* **WHAT IS REQUIRED**: Extract the complete listing and output it unchanged.

Data records
____________________

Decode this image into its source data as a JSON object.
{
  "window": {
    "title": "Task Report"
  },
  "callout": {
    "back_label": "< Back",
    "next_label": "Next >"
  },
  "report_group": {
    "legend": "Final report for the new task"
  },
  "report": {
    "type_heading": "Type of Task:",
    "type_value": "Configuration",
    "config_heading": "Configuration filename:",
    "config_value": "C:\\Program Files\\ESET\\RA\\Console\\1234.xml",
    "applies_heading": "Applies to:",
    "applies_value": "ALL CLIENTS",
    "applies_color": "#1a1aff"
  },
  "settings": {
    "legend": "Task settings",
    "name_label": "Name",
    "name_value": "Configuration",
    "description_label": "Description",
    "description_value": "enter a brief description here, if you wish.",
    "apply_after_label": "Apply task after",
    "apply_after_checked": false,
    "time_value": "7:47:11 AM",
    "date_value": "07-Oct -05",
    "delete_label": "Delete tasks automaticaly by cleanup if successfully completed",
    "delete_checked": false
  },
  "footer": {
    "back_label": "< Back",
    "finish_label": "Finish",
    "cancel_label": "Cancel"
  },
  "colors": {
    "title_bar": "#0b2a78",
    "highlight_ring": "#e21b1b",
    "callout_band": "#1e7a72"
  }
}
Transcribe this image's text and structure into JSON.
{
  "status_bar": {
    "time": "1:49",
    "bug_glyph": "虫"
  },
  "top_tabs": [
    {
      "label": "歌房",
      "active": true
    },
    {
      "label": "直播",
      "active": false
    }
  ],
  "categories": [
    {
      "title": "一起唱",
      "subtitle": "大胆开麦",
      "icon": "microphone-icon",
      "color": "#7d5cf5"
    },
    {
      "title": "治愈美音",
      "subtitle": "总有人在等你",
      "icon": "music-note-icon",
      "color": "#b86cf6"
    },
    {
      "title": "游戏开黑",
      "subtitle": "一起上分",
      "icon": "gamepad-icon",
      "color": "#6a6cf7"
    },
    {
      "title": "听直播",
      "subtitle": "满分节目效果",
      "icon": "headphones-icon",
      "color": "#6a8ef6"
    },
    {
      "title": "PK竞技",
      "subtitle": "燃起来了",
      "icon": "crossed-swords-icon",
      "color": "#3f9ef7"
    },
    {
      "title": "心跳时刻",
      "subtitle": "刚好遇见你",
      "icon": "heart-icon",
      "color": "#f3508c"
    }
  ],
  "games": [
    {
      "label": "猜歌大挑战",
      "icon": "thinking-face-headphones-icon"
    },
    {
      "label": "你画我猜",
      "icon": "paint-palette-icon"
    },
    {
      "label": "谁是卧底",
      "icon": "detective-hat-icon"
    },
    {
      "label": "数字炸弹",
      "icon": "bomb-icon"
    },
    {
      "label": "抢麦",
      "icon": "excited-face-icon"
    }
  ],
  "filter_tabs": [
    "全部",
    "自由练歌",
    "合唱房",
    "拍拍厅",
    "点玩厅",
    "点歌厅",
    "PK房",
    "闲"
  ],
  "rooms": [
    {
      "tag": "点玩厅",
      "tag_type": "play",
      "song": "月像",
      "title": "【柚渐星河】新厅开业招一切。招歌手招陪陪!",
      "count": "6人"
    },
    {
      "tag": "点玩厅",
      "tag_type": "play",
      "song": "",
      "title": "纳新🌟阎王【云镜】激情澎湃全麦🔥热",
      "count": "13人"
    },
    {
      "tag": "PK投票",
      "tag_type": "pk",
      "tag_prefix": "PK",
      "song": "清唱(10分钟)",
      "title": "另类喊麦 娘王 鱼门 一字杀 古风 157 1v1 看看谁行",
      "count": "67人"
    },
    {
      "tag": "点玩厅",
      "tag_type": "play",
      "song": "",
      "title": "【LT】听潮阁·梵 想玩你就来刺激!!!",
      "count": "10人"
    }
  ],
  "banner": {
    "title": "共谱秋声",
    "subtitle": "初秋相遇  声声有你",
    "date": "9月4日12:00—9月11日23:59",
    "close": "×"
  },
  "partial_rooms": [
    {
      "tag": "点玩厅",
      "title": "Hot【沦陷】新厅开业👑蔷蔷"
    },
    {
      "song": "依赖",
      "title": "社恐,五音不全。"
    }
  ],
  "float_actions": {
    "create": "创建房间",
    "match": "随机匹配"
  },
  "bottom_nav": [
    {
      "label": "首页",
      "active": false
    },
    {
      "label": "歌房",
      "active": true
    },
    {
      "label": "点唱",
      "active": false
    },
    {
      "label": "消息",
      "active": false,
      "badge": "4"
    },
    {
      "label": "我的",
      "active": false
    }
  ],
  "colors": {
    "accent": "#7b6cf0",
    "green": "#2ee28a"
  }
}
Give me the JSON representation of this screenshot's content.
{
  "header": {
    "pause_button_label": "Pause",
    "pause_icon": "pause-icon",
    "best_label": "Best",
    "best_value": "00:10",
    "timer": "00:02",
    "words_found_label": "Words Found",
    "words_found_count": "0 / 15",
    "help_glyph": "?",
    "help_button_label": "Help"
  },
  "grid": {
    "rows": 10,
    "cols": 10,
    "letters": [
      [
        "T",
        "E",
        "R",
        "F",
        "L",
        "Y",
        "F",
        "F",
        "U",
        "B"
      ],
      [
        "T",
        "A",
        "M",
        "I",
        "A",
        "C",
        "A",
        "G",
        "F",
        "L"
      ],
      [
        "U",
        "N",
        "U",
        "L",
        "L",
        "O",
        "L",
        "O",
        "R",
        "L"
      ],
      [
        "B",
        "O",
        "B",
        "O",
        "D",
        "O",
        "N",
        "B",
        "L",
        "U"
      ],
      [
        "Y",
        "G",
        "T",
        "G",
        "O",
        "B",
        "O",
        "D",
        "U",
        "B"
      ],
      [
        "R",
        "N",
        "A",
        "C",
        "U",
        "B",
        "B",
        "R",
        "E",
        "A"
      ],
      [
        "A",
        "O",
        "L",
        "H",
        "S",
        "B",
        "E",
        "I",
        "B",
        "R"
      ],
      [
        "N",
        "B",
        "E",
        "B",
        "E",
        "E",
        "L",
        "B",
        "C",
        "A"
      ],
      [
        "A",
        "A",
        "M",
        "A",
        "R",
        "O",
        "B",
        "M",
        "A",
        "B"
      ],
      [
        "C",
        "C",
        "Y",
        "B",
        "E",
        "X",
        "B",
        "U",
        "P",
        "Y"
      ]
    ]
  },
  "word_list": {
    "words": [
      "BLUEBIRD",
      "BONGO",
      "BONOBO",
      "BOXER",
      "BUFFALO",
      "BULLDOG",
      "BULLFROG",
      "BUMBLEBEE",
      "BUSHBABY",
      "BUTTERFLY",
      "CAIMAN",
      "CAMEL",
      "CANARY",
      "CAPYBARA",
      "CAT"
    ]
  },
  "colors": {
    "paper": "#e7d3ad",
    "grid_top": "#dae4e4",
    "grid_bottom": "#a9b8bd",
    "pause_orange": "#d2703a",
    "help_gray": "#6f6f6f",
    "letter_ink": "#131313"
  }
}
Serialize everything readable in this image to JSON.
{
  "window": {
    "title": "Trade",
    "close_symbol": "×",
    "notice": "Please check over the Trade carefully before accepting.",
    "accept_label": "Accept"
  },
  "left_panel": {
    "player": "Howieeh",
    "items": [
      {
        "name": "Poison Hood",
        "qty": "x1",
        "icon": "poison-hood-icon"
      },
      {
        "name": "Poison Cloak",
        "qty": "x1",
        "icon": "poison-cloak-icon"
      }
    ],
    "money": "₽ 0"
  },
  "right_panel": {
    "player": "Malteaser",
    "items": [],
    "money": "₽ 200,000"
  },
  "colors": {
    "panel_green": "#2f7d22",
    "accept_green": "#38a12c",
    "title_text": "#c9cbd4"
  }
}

____________________

* **ANSWER BELOW**:
Decode this image into its source data as a JSON object.
{
  "window": {
    "title": "Task Report"
  },
  "callout": {
    "back_label": "< Back",
    "next_label": "Next >"
  },
  "report_group": {
    "legend": "Final report for the new task"
  },
  "report": {
    "type_heading": "Type of Task:",
    "type_value": "Configuration",
    "config_heading": "Configuration filename:",
    "config_value": "C:\\Program Files\\ESET\\RA\\Console\\1234.xml",
    "applies_heading": "Applies to:",
    "applies_value": "ALL CLIENTS",
    "applies_color": "#1a1aff"
  },
  "settings": {
    "legend": "Task settings",
    "name_label": "Name",
    "name_value": "Configuration",
    "description_label": "Description",
    "description_value": "enter a brief description here, if you wish.",
    "apply_after_label": "Apply task after",
    "apply_after_checked": false,
    "time_value": "7:47:11 AM",
    "date_value": "07-Oct -05",
    "delete_label": "Delete tasks automaticaly by cleanup if successfully completed",
    "delete_checked": false
  },
  "footer": {
    "back_label": "< Back",
    "finish_label": "Finish",
    "cancel_label": "Cancel"
  },
  "colors": {
    "title_bar": "#0b2a78",
    "highlight_ring": "#e21b1b",
    "callout_band": "#1e7a72"
  }
}
Transcribe this image's text and structure into JSON.
{
  "status_bar": {
    "time": "1:49",
    "bug_glyph": "虫"
  },
  "top_tabs": [
    {
      "label": "歌房",
      "active": true
    },
    {
      "label": "直播",
      "active": false
    }
  ],
  "categories": [
    {
      "title": "一起唱",
      "subtitle": "大胆开麦",
      "icon": "microphone-icon",
      "color": "#7d5cf5"
    },
    {
      "title": "治愈美音",
      "subtitle": "总有人在等你",
      "icon": "music-note-icon",
      "color": "#b86cf6"
    },
    {
      "title": "游戏开黑",
      "subtitle": "一起上分",
      "icon": "gamepad-icon",
      "color": "#6a6cf7"
    },
    {
      "title": "听直播",
      "subtitle": "满分节目效果",
      "icon": "headphones-icon",
      "color": "#6a8ef6"
    },
    {
      "title": "PK竞技",
      "subtitle": "燃起来了",
      "icon": "crossed-swords-icon",
      "color": "#3f9ef7"
    },
    {
      "title": "心跳时刻",
      "subtitle": "刚好遇见你",
      "icon": "heart-icon",
      "color": "#f3508c"
    }
  ],
  "games": [
    {
      "label": "猜歌大挑战",
      "icon": "thinking-face-headphones-icon"
    },
    {
      "label": "你画我猜",
      "icon": "paint-palette-icon"
    },
    {
      "label": "谁是卧底",
      "icon": "detective-hat-icon"
    },
    {
      "label": "数字炸弹",
      "icon": "bomb-icon"
    },
    {
      "label": "抢麦",
      "icon": "excited-face-icon"
    }
  ],
  "filter_tabs": [
    "全部",
    "自由练歌",
    "合唱房",
    "拍拍厅",
    "点玩厅",
    "点歌厅",
    "PK房",
    "闲"
  ],
  "rooms": [
    {
      "tag": "点玩厅",
      "tag_type": "play",
      "song": "月像",
      "title": "【柚渐星河】新厅开业招一切。招歌手招陪陪!",
      "count": "6人"
    },
    {
      "tag": "点玩厅",
      "tag_type": "play",
      "song": "",
      "title": "纳新🌟阎王【云镜】激情澎湃全麦🔥热",
      "count": "13人"
    },
    {
      "tag": "PK投票",
      "tag_type": "pk",
      "tag_prefix": "PK",
      "song": "清唱(10分钟)",
      "title": "另类喊麦 娘王 鱼门 一字杀 古风 157 1v1 看看谁行",
      "count": "67人"
    },
    {
      "tag": "点玩厅",
      "tag_type": "play",
      "song": "",
      "title": "【LT】听潮阁·梵 想玩你就来刺激!!!",
      "count": "10人"
    }
  ],
  "banner": {
    "title": "共谱秋声",
    "subtitle": "初秋相遇  声声有你",
    "date": "9月4日12:00—9月11日23:59",
    "close": "×"
  },
  "partial_rooms": [
    {
      "tag": "点玩厅",
      "title": "Hot【沦陷】新厅开业👑蔷蔷"
    },
    {
      "song": "依赖",
      "title": "社恐,五音不全。"
    }
  ],
  "float_actions": {
    "create": "创建房间",
    "match": "随机匹配"
  },
  "bottom_nav": [
    {
      "label": "首页",
      "active": false
    },
    {
      "label": "歌房",
      "active": true
    },
    {
      "label": "点唱",
      "active": false
    },
    {
      "label": "消息",
      "active": false,
      "badge": "4"
    },
    {
      "label": "我的",
      "active": false
    }
  ],
  "colors": {
    "accent": "#7b6cf0",
    "green": "#2ee28a"
  }
}
Give me the JSON representation of this screenshot's content.
{
  "header": {
    "pause_button_label": "Pause",
    "pause_icon": "pause-icon",
    "best_label": "Best",
    "best_value": "00:10",
    "timer": "00:02",
    "words_found_label": "Words Found",
    "words_found_count": "0 / 15",
    "help_glyph": "?",
    "help_button_label": "Help"
  },
  "grid": {
    "rows": 10,
    "cols": 10,
    "letters": [
      [
        "T",
        "E",
        "R",
        "F",
        "L",
        "Y",
        "F",
        "F",
        "U",
        "B"
      ],
      [
        "T",
        "A",
        "M",
        "I",
        "A",
        "C",
        "A",
        "G",
        "F",
        "L"
      ],
      [
        "U",
        "N",
        "U",
        "L",
        "L",
        "O",
        "L",
        "O",
        "R",
        "L"
      ],
      [
        "B",
        "O",
        "B",
        "O",
        "D",
        "O",
        "N",
        "B",
        "L",
        "U"
      ],
      [
        "Y",
        "G",
        "T",
        "G",
        "O",
        "B",
        "O",
        "D",
        "U",
        "B"
      ],
      [
        "R",
        "N",
        "A",
        "C",
        "U",
        "B",
        "B",
        "R",
        "E",
        "A"
      ],
      [
        "A",
        "O",
        "L",
        "H",
        "S",
        "B",
        "E",
        "I",
        "B",
        "R"
      ],
      [
        "N",
        "B",
        "E",
        "B",
        "E",
        "E",
        "L",
        "B",
        "C",
        "A"
      ],
      [
        "A",
        "A",
        "M",
        "A",
        "R",
        "O",
        "B",
        "M",
        "A",
        "B"
      ],
      [
        "C",
        "C",
        "Y",
        "B",
        "E",
        "X",
        "B",
        "U",
        "P",
        "Y"
      ]
    ]
  },
  "word_list": {
    "words": [
      "BLUEBIRD",
      "BONGO",
      "BONOBO",
      "BOXER",
      "BUFFALO",
      "BULLDOG",
      "BULLFROG",
      "BUMBLEBEE",
      "BUSHBABY",
      "BUTTERFLY",
      "CAIMAN",
      "CAMEL",
      "CANARY",
      "CAPYBARA",
      "CAT"
    ]
  },
  "colors": {
    "paper": "#e7d3ad",
    "grid_top": "#dae4e4",
    "grid_bottom": "#a9b8bd",
    "pause_orange": "#d2703a",
    "help_gray": "#6f6f6f",
    "letter_ink": "#131313"
  }
}
Serialize everything readable in this image to JSON.
{
  "window": {
    "title": "Trade",
    "close_symbol": "×",
    "notice": "Please check over the Trade carefully before accepting.",
    "accept_label": "Accept"
  },
  "left_panel": {
    "player": "Howieeh",
    "items": [
      {
        "name": "Poison Hood",
        "qty": "x1",
        "icon": "poison-hood-icon"
      },
      {
        "name": "Poison Cloak",
        "qty": "x1",
        "icon": "poison-cloak-icon"
      }
    ],
    "money": "₽ 0"
  },
  "right_panel": {
    "player": "Malteaser",
    "items": [],
    "money": "₽ 200,000"
  },
  "colors": {
    "panel_green": "#2f7d22",
    "accept_green": "#38a12c",
    "title_text": "#c9cbd4"
  }
}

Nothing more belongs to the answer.